(Dataset records)
########
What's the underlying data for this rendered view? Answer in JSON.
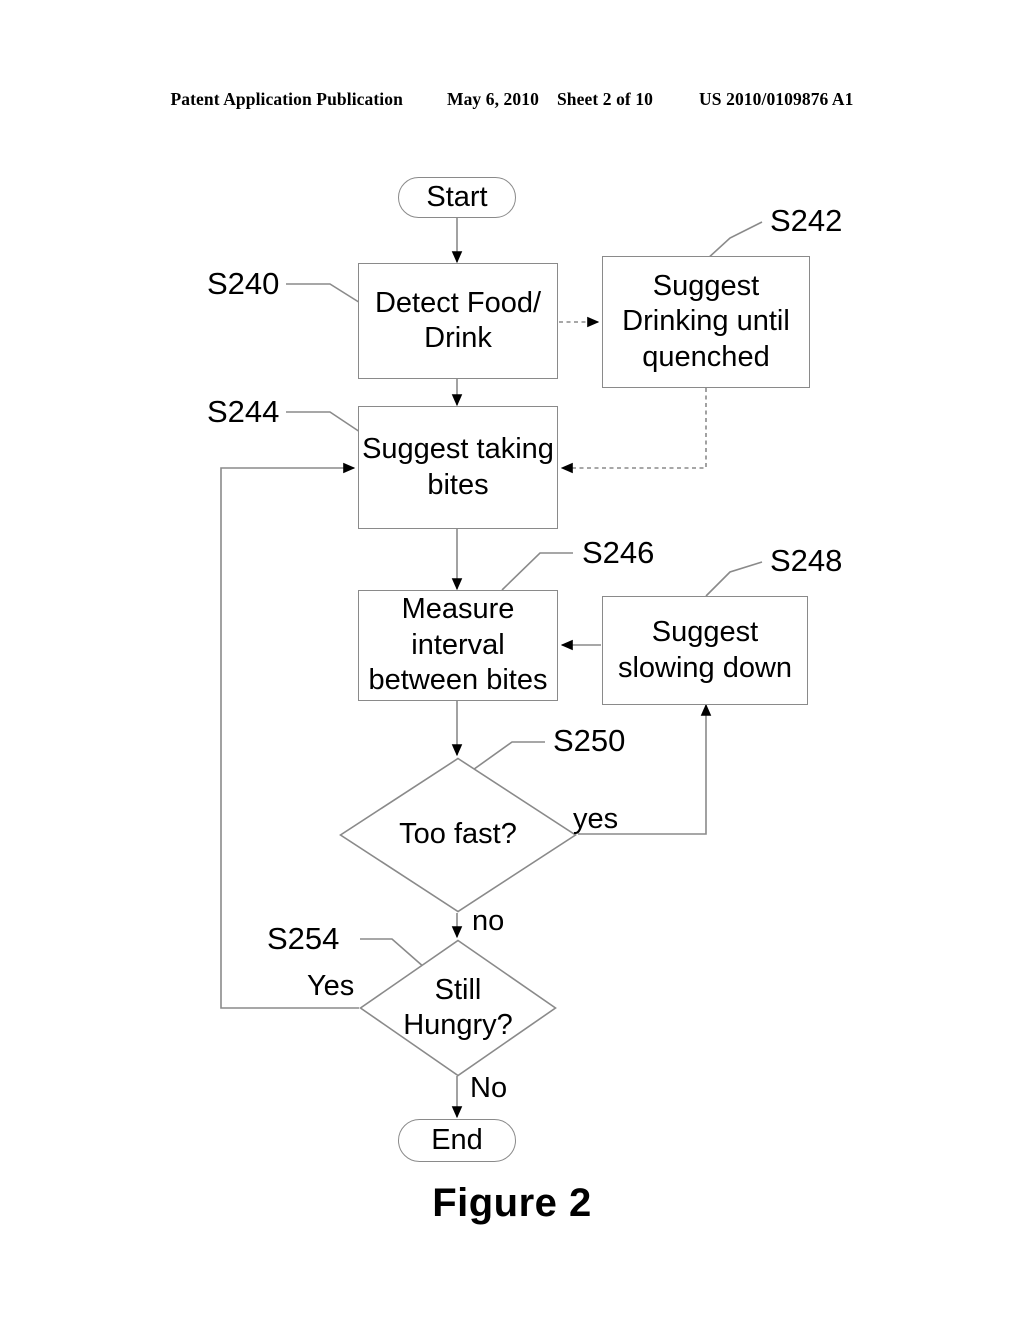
{
  "header": {
    "publication": "Patent Application Publication",
    "date": "May 6, 2010",
    "sheet": "Sheet 2 of 10",
    "number": "US 2010/0109876 A1"
  },
  "figure": {
    "caption": "Figure 2",
    "type": "flowchart",
    "line_color": "#8a8a8a",
    "text_color": "#000000",
    "background": "#ffffff"
  },
  "flowchart": {
    "nodes": [
      {
        "id": "start",
        "shape": "terminal",
        "label": "Start",
        "ref": null
      },
      {
        "id": "s240",
        "shape": "process",
        "label": "Detect Food/\nDrink",
        "ref": "S240"
      },
      {
        "id": "s242",
        "shape": "process",
        "label": "Suggest\nDrinking until\nquenched",
        "ref": "S242"
      },
      {
        "id": "s244",
        "shape": "process",
        "label": "Suggest taking\nbites",
        "ref": "S244"
      },
      {
        "id": "s246",
        "shape": "process",
        "label": "Measure\ninterval\nbetween bites",
        "ref": "S246"
      },
      {
        "id": "s248",
        "shape": "process",
        "label": "Suggest\nslowing down",
        "ref": "S248"
      },
      {
        "id": "s250",
        "shape": "decision",
        "label": "Too fast?",
        "ref": "S250"
      },
      {
        "id": "s254",
        "shape": "decision",
        "label": "Still\nHungry?",
        "ref": "S254"
      },
      {
        "id": "end",
        "shape": "terminal",
        "label": "End",
        "ref": null
      }
    ],
    "node_labels": {
      "start": "Start",
      "s240_line1": "Detect Food/",
      "s240_line2": "Drink",
      "s242_line1": "Suggest",
      "s242_line2": "Drinking until",
      "s242_line3": "quenched",
      "s244_line1": "Suggest taking",
      "s244_line2": "bites",
      "s246_line1": "Measure",
      "s246_line2": "interval",
      "s246_line3": "between bites",
      "s248_line1": "Suggest",
      "s248_line2": "slowing down",
      "s250": "Too fast?",
      "s254_line1": "Still",
      "s254_line2": "Hungry?",
      "end": "End"
    },
    "reference_numerals": {
      "s240": "S240",
      "s242": "S242",
      "s244": "S244",
      "s246": "S246",
      "s248": "S248",
      "s250": "S250",
      "s254": "S254"
    },
    "edge_labels": {
      "too_fast_yes": "yes",
      "too_fast_no": "no",
      "still_hungry_yes": "Yes",
      "still_hungry_no": "No"
    },
    "edges": [
      {
        "from": "start",
        "to": "s240",
        "style": "solid",
        "label": ""
      },
      {
        "from": "s240",
        "to": "s242",
        "style": "dashed",
        "label": ""
      },
      {
        "from": "s240",
        "to": "s244",
        "style": "solid",
        "label": ""
      },
      {
        "from": "s242",
        "to": "s244",
        "style": "dashed",
        "label": ""
      },
      {
        "from": "s244",
        "to": "s246",
        "style": "solid",
        "label": ""
      },
      {
        "from": "s248",
        "to": "s246",
        "style": "solid",
        "label": ""
      },
      {
        "from": "s246",
        "to": "s250",
        "style": "solid",
        "label": ""
      },
      {
        "from": "s250",
        "to": "s248",
        "style": "solid",
        "label": "yes"
      },
      {
        "from": "s250",
        "to": "s254",
        "style": "solid",
        "label": "no"
      },
      {
        "from": "s254",
        "to": "s244",
        "style": "solid",
        "label": "Yes"
      },
      {
        "from": "s254",
        "to": "end",
        "style": "solid",
        "label": "No"
      }
    ]
  }
}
########
* _Task_: Reproduce the material above in full and without alteration, but skip all pictures.

* _Task output_:
What's the underlying data for this rendered view? Answer in JSON.
{
  "header": {
    "publication": "Patent Application Publication",
    "date": "May 6, 2010",
    "sheet": "Sheet 2 of 10",
    "number": "US 2010/0109876 A1"
  },
  "figure": {
    "caption": "Figure 2",
    "type": "flowchart",
    "line_color": "#8a8a8a",
    "text_color": "#000000",
    "background": "#ffffff"
  },
  "flowchart": {
    "nodes": [
      {
        "id": "start",
        "shape": "terminal",
        "label": "Start",
        "ref": null
      },
      {
        "id": "s240",
        "shape": "process",
        "label": "Detect Food/\nDrink",
        "ref": "S240"
      },
      {
        "id": "s242",
        "shape": "process",
        "label": "Suggest\nDrinking until\nquenched",
        "ref": "S242"
      },
      {
        "id": "s244",
        "shape": "process",
        "label": "Suggest taking\nbites",
        "ref": "S244"
      },
      {
        "id": "s246",
        "shape": "process",
        "label": "Measure\ninterval\nbetween bites",
        "ref": "S246"
      },
      {
        "id": "s248",
        "shape": "process",
        "label": "Suggest\nslowing down",
        "ref": "S248"
      },
      {
        "id": "s250",
        "shape": "decision",
        "label": "Too fast?",
        "ref": "S250"
      },
      {
        "id": "s254",
        "shape": "decision",
        "label": "Still\nHungry?",
        "ref": "S254"
      },
      {
        "id": "end",
        "shape": "terminal",
        "label": "End",
        "ref": null
      }
    ],
    "node_labels": {
      "start": "Start",
      "s240_line1": "Detect Food/",
      "s240_line2": "Drink",
      "s242_line1": "Suggest",
      "s242_line2": "Drinking until",
      "s242_line3": "quenched",
      "s244_line1": "Suggest taking",
      "s244_line2": "bites",
      "s246_line1": "Measure",
      "s246_line2": "interval",
      "s246_line3": "between bites",
      "s248_line1": "Suggest",
      "s248_line2": "slowing down",
      "s250": "Too fast?",
      "s254_line1": "Still",
      "s254_line2": "Hungry?",
      "end": "End"
    },
    "reference_numerals": {
      "s240": "S240",
      "s242": "S242",
      "s244": "S244",
      "s246": "S246",
      "s248": "S248",
      "s250": "S250",
      "s254": "S254"
    },
    "edge_labels": {
      "too_fast_yes": "yes",
      "too_fast_no": "no",
      "still_hungry_yes": "Yes",
      "still_hungry_no": "No"
    },
    "edges": [
      {
        "from": "start",
        "to": "s240",
        "style": "solid",
        "label": ""
      },
      {
        "from": "s240",
        "to": "s242",
        "style": "dashed",
        "label": ""
      },
      {
        "from": "s240",
        "to": "s244",
        "style": "solid",
        "label": ""
      },
      {
        "from": "s242",
        "to": "s244",
        "style": "dashed",
        "label": ""
      },
      {
        "from": "s244",
        "to": "s246",
        "style": "solid",
        "label": ""
      },
      {
        "from": "s248",
        "to": "s246",
        "style": "solid",
        "label": ""
      },
      {
        "from": "s246",
        "to": "s250",
        "style": "solid",
        "label": ""
      },
      {
        "from": "s250",
        "to": "s248",
        "style": "solid",
        "label": "yes"
      },
      {
        "from": "s250",
        "to": "s254",
        "style": "solid",
        "label": "no"
      },
      {
        "from": "s254",
        "to": "s244",
        "style": "solid",
        "label": "Yes"
      },
      {
        "from": "s254",
        "to": "end",
        "style": "solid",
        "label": "No"
      }
    ]
  }
}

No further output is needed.